→ SUPPLIED MATERIAL:

☆ ☆ ☆ ☆

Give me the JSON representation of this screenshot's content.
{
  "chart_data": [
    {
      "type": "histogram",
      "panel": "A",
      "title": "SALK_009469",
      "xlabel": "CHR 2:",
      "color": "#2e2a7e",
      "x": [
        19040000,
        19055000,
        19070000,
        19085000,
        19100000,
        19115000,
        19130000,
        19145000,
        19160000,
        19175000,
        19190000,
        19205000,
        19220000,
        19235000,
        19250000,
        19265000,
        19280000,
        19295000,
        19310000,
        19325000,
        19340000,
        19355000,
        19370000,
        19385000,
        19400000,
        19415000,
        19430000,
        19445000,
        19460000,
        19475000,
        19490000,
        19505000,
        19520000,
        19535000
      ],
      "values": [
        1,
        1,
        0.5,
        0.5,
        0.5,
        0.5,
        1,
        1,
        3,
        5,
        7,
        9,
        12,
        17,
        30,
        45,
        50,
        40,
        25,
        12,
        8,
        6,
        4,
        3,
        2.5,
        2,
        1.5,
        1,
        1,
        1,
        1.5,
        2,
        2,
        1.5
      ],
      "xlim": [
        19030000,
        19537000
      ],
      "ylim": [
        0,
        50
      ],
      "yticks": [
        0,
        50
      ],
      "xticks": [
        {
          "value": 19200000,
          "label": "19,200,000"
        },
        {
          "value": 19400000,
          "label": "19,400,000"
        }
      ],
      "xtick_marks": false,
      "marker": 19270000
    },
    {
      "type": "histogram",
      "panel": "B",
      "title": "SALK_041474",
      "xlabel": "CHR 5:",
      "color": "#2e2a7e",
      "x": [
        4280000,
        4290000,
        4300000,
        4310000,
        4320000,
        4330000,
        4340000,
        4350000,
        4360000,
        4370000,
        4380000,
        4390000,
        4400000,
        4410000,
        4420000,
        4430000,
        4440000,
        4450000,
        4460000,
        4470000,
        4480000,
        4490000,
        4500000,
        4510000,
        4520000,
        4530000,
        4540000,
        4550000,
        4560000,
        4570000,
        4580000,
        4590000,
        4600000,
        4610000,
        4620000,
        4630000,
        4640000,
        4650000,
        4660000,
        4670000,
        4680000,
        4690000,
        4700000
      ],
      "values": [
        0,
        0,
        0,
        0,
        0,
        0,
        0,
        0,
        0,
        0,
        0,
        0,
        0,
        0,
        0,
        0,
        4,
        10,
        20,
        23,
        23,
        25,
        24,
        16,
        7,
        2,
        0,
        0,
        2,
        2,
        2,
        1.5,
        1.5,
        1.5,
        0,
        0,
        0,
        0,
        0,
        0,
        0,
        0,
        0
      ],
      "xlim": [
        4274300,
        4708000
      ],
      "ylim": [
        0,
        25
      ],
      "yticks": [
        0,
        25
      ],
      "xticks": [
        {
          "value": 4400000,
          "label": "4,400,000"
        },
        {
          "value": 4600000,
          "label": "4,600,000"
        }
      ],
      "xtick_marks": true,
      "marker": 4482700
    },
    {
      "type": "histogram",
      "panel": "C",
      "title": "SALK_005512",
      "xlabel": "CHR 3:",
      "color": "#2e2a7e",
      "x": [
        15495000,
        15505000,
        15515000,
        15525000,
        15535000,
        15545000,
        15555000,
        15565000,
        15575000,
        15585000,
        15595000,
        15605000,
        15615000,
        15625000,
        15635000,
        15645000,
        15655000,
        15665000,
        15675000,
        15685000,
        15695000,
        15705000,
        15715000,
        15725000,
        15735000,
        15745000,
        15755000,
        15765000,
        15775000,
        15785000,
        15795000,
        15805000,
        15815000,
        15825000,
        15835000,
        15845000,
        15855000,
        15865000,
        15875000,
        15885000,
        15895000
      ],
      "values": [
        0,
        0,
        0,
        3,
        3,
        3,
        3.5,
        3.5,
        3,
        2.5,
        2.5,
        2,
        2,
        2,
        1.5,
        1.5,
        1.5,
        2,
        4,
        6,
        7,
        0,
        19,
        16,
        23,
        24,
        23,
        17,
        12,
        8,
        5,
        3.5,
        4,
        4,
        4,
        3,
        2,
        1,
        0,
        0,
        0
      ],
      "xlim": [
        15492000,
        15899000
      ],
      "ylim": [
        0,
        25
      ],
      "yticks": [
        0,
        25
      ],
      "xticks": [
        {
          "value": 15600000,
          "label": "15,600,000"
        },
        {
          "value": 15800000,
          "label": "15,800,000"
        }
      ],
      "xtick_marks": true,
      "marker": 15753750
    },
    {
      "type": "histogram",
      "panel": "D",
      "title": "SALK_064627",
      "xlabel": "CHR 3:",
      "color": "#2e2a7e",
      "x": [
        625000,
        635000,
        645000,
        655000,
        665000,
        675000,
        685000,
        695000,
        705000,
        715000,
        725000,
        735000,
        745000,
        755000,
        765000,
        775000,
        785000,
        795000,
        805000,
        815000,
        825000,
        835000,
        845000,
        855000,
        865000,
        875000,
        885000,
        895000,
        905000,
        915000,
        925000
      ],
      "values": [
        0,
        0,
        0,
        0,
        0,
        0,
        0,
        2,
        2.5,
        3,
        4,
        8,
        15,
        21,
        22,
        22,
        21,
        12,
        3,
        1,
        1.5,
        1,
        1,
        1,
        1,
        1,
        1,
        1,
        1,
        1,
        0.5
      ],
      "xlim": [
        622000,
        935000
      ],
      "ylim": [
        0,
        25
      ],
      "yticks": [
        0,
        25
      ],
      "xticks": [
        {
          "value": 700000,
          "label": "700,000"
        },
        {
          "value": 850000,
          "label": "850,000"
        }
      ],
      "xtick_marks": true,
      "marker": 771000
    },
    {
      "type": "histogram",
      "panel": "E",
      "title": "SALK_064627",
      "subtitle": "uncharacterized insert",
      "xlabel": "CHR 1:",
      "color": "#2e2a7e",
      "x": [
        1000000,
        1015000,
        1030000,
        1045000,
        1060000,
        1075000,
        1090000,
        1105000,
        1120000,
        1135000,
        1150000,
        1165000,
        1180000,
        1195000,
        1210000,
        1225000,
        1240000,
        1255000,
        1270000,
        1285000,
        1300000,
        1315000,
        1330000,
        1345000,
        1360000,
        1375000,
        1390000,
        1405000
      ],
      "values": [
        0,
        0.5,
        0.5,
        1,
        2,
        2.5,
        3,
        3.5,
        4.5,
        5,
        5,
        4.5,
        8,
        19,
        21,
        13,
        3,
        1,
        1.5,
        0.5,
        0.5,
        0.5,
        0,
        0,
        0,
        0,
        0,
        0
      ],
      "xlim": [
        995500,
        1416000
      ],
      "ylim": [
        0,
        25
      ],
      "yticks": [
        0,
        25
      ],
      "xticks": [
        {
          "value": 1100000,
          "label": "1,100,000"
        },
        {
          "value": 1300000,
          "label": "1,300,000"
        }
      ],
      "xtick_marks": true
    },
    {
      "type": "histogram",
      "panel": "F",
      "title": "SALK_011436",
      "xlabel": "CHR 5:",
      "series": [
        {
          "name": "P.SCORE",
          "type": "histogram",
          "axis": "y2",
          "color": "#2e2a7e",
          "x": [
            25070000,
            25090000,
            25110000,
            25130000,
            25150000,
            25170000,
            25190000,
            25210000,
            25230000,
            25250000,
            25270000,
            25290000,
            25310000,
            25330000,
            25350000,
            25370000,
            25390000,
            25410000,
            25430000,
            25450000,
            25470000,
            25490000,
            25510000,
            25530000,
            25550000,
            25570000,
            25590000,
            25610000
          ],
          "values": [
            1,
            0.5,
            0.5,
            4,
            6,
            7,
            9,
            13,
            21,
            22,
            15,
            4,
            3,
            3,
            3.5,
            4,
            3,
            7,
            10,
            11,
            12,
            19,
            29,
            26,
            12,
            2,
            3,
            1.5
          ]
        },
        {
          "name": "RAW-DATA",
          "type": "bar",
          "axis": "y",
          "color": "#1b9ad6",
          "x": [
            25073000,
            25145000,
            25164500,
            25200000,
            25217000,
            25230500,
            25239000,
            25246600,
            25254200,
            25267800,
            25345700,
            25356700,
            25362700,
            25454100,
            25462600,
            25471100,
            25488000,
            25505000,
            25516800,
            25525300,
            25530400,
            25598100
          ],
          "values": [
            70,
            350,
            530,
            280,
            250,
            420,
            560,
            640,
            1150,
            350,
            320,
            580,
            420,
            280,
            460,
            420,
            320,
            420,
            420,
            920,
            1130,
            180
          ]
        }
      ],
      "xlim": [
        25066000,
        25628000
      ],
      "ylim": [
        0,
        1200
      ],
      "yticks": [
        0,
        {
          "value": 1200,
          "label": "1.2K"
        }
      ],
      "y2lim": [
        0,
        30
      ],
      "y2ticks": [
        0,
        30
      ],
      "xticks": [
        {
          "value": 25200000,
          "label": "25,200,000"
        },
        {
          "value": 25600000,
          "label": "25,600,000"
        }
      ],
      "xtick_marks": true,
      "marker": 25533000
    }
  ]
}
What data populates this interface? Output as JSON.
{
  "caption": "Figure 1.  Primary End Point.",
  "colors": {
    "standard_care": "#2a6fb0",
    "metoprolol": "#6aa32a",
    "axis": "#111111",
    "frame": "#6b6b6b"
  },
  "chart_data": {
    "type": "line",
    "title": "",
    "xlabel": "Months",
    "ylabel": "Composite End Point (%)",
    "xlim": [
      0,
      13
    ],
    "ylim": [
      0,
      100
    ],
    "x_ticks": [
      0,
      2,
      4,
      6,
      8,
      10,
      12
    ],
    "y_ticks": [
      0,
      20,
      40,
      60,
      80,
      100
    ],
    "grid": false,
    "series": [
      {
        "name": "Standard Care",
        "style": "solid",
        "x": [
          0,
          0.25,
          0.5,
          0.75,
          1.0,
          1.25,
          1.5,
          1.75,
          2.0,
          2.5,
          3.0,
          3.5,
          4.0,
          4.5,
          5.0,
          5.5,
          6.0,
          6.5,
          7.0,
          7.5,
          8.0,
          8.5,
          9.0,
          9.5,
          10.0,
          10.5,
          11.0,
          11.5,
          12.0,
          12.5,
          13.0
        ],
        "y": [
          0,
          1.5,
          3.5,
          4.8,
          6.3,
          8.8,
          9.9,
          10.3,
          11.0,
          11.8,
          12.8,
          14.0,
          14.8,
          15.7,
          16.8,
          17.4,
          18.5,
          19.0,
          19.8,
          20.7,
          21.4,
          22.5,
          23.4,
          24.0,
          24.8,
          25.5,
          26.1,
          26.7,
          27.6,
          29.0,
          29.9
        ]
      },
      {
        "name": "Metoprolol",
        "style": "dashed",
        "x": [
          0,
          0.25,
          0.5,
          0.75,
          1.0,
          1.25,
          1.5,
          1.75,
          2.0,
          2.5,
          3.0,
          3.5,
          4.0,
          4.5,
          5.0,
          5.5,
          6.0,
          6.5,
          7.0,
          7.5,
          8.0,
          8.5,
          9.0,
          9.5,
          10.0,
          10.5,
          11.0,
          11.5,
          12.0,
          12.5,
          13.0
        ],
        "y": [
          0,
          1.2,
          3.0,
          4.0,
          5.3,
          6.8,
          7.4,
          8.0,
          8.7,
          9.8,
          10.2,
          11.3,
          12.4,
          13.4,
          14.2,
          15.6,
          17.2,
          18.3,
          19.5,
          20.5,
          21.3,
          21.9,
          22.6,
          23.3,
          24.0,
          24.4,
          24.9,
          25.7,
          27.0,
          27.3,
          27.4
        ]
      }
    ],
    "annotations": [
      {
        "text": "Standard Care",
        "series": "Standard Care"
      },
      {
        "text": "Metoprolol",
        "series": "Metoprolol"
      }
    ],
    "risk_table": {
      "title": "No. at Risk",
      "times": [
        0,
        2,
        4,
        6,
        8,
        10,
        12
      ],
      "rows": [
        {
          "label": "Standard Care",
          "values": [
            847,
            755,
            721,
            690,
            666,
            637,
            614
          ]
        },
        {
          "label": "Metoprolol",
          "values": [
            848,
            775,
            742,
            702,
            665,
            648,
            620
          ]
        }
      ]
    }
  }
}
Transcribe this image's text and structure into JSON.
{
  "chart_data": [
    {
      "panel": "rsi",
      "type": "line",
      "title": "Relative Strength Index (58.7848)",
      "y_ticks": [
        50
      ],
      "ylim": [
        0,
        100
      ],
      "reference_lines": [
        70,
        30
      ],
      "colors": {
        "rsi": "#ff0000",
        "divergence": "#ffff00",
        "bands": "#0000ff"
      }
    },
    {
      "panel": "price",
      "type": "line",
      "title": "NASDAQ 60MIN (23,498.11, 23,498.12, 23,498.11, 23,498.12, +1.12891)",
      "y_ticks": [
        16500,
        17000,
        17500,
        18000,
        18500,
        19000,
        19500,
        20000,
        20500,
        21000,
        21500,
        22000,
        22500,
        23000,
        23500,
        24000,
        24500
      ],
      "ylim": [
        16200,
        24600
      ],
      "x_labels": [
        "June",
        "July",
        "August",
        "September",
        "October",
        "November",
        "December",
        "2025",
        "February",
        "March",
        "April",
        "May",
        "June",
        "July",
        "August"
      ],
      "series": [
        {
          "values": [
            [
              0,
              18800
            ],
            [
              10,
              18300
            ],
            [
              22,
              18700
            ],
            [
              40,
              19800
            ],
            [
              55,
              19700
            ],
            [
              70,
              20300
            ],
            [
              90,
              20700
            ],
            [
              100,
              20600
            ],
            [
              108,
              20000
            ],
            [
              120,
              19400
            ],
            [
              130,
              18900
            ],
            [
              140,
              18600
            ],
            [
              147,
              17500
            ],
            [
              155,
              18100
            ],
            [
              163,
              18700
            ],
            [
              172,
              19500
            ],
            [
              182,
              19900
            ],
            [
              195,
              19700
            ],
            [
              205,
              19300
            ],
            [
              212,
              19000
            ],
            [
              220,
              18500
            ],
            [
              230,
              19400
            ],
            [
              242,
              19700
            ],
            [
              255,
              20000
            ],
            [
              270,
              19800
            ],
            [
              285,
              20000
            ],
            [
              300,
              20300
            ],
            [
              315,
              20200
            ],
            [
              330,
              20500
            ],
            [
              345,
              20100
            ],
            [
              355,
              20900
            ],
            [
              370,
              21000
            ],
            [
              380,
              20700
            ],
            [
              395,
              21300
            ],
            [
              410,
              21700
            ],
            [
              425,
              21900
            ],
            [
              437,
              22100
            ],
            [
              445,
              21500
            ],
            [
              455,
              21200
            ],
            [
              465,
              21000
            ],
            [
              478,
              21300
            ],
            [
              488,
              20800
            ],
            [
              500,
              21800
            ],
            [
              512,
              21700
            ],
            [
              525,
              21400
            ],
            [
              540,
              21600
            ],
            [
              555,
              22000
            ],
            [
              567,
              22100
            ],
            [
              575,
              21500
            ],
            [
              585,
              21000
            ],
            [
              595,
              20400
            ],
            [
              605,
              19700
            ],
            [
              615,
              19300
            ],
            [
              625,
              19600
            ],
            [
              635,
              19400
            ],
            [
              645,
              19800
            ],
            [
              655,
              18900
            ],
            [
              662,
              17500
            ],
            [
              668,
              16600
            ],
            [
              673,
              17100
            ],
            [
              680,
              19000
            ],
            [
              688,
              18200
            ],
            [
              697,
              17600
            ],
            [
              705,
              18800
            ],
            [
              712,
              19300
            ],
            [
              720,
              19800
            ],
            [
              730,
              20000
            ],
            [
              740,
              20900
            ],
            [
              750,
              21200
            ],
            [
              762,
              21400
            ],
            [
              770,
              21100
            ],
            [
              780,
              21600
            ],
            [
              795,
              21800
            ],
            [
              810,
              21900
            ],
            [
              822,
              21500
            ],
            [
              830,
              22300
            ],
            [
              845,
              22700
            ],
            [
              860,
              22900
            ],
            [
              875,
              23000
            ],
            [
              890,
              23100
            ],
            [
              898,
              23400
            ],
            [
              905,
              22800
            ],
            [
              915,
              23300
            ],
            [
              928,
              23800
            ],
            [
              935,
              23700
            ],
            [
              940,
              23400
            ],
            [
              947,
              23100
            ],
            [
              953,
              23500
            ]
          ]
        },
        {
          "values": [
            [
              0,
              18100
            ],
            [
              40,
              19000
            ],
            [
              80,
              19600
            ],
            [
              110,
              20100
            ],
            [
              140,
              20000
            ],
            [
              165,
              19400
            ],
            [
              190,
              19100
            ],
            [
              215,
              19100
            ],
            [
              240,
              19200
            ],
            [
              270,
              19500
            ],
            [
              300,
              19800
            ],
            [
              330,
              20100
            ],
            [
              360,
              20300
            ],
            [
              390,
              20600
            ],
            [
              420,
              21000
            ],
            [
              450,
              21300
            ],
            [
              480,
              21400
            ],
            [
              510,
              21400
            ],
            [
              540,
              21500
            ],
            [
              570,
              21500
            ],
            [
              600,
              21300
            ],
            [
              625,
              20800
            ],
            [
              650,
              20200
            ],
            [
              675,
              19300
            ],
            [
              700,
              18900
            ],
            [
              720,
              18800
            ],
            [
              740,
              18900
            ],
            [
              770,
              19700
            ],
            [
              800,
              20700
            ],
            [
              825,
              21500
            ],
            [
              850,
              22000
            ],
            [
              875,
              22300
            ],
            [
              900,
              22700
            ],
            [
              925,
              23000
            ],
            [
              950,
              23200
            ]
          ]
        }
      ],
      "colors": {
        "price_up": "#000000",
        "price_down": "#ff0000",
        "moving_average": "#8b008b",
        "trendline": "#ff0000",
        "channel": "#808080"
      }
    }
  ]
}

☆ ☆ ☆ ☆

→ PROBLEM DETAILS: Going through the entries above, tally each line that has the word "text". Answer with the number only.

→ ANSWER TO THIS TASK: 3